EXERCISE DETAILS: Read the lines that follow and pick out every one containing the word "MMNB".

Rows from a dataset
###

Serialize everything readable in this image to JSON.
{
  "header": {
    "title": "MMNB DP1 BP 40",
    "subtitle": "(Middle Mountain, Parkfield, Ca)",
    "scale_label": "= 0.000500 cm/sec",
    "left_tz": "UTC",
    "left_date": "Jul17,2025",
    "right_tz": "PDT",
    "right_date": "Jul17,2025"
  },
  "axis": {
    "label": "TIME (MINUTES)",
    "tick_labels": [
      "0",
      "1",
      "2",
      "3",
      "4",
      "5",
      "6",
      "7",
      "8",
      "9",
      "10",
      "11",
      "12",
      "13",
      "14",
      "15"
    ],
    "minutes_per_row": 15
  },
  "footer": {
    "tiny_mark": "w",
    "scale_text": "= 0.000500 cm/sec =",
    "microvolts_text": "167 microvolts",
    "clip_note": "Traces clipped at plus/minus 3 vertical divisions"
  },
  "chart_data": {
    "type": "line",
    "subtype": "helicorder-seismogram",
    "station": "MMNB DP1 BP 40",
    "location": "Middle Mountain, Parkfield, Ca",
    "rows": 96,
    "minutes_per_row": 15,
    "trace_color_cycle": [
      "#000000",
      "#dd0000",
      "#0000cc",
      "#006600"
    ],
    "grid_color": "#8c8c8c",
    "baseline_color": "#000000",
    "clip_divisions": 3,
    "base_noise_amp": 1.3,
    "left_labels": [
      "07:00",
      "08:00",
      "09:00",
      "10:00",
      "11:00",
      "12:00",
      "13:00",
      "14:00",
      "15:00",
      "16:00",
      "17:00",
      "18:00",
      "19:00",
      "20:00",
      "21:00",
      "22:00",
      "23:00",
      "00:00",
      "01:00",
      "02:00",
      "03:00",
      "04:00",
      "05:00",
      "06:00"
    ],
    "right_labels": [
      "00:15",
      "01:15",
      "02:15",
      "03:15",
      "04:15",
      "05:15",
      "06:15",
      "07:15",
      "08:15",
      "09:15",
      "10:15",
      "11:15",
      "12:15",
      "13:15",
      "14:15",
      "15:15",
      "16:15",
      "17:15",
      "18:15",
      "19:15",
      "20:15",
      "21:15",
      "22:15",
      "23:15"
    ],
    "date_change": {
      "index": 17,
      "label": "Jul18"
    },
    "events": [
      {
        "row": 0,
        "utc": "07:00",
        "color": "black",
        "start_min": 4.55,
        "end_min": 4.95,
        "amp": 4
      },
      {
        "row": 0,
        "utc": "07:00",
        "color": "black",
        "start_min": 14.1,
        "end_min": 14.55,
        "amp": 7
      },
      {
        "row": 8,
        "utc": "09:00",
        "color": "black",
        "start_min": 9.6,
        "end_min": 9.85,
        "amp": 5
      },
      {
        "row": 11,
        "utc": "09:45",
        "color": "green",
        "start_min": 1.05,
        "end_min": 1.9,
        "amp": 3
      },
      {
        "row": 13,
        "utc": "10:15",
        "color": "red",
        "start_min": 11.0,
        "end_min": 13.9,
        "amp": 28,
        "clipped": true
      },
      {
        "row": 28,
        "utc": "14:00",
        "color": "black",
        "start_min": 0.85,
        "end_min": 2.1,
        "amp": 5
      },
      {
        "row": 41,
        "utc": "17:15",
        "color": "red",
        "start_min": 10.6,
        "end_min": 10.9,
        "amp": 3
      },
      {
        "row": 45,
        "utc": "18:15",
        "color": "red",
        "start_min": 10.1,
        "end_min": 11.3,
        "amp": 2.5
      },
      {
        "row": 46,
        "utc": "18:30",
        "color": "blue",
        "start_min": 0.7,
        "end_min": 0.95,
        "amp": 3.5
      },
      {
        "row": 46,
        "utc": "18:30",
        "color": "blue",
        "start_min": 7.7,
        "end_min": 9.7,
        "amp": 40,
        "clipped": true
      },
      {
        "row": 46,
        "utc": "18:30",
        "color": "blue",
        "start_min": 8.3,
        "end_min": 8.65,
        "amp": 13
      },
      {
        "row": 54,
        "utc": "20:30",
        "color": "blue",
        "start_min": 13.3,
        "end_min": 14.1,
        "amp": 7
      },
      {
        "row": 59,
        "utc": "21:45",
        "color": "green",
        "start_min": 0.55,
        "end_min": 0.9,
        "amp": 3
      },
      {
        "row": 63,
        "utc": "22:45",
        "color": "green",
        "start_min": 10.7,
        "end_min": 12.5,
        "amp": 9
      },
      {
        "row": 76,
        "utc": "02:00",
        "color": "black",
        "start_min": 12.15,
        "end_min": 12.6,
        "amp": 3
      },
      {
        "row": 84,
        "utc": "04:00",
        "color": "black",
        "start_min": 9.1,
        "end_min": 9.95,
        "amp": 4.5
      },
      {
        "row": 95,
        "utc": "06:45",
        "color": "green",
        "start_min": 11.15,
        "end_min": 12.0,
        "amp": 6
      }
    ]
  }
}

###

SOLUTION TO THIS EXERCISE:
    "title": "MMNB DP1 BP 40",
    "station": "MMNB DP1 BP 40",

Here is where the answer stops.